[DESCRIPTION OF THE TASK]
Extract each line where the string "años" shows up.

(Collected data)
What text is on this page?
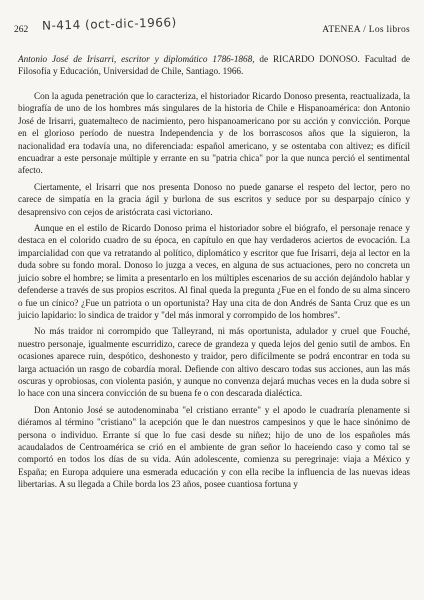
262 N-414 (oct-dic-1966)	ATENEA / Los libros
Antonio José de Irisarri, escritor y diplomático 1786-1868, de RICARDO DONOSO. Facultad de Filosofía y Educación, Universidad de Chile, Santiago. 1966.

Con la aguda penetración que lo caracteriza, el historiador Ricardo Donoso presenta, reactualizada, la biografía de uno de los hombres más singulares de la historia de Chile e Hispanoamérica: don Antonio José de Irisarri, guatemalteco de nacimiento, pero hispanoamericano por su acción y convicción. Porque en el glorioso período de nuestra Independencia y de los borrascosos años que la siguieron, la nacionalidad era todavía una, no diferenciada: español americano, y se ostentaba con altivez; es difícil encuadrar a este personaje múltiple y errante en su "patria chica" por la que nunca perció el sentimental afecto.

Ciertamente, el Irisarri que nos presenta Donoso no puede ganarse el respeto del lector, pero no carece de simpatía en la gracia ágil y burlona de sus escritos y seduce por su desparpajo cínico y desaprensivo con cejos de aristócrata casi victoriano.

Aunque en el estilo de Ricardo Donoso prima el historiador sobre el biógrafo, el personaje renace y destaca en el colorido cuadro de su época, en capítulo en que hay verdaderos aciertos de evocación. La imparcialidad con que va retratando al político, diplomático y escritor que fue Irisarri, deja al lector en la duda sobre su fondo moral. Donoso lo juzga a veces, en alguna de sus actuaciones, pero no concreta un juicio sobre el hombre; se limita a presentarlo en los múltiples escenarios de su acción dejándolo hablar y defenderse a través de sus propios escritos. Al final queda la pregunta ¿Fue en el fondo de su alma sincero o fue un cínico? ¿Fue un patriota o un oportunista? Hay una cita de don Andrés de Santa Cruz que es un juicio lapidario: lo sindica de traidor y "del más inmoral y corrompido de los hombres".

No más traidor ni corrompido que Talleyrand, ni más oportunista, adulador y cruel que Fouché, nuestro personaje, igualmente escurridizo, carece de grandeza y queda lejos del genio sutil de ambos. En ocasiones aparece ruin, despótico, deshonesto y traidor, pero difícilmente se podrá encontrar en toda su larga actuación un rasgo de cobardía moral. Defiende con altivo descaro todas sus acciones, aun las más oscuras y oprobiosas, con violenta pasión, y aunque no convenza dejará muchas veces en la duda sobre si lo hace con una sincera convicción de su buena fe o con descarada dialéctica.

Don Antonio José se autodenominaba "el cristiano errante" y el apodo le cuadraría plenamente si diéramos al término "cristiano" la acepción que le dan nuestros campesinos y que le hace sinónimo de persona o individuo. Errante sí que lo fue casi desde su niñez; hijo de uno de los españoles más acaudalados de Centroamérica se crió en el ambiente de gran señor lo haceiendo caso y como tal se comportó en todos los días de su vida. Aún adolescente, comienza su peregrinaje: viaja a México y España; en Europa adquiere una esmerada educación y con ella recibe la influencia de las nuevas ideas libertarias. A su llegada a Chile borda los 23 años, posee cuantiosa fortuna y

[FINAL ANSWER]
Con la aguda penetración que lo caracteriza, el historiador Ricardo Donoso presenta, reactualizada, la biografía de uno de los hombres más singulares de la historia de Chile e Hispanoamérica: don Antonio José de Irisarri, guatemalteco de nacimiento, pero hispanoamericano por su acción y convicción. Porque en el glorioso período de nuestra Independencia y de los borrascosos años que la siguieron, la nacionalidad era todavía una, no diferenciada: español americano, y se ostentaba con altivez; es difícil encuadrar a este personaje múltiple y errante en su "patria chica" por la que nunca perció el sentimental afecto.
Don Antonio José se autodenominaba "el cristiano errante" y el apodo le cuadraría plenamente si diéramos al término "cristiano" la acepción que le dan nuestros campesinos y que le hace sinónimo de persona o individuo. Errante sí que lo fue casi desde su niñez; hijo de uno de los españoles más acaudalados de Centroamérica se crió en el ambiente de gran señor lo haceiendo caso y como tal se comportó en todos los días de su vida. Aún adolescente, comienza su peregrinaje: viaja a México y España; en Europa adquiere una esmerada educación y con ella recibe la influencia de las nuevas ideas libertarias. A su llegada a Chile borda los 23 años, posee cuantiosa fortuna y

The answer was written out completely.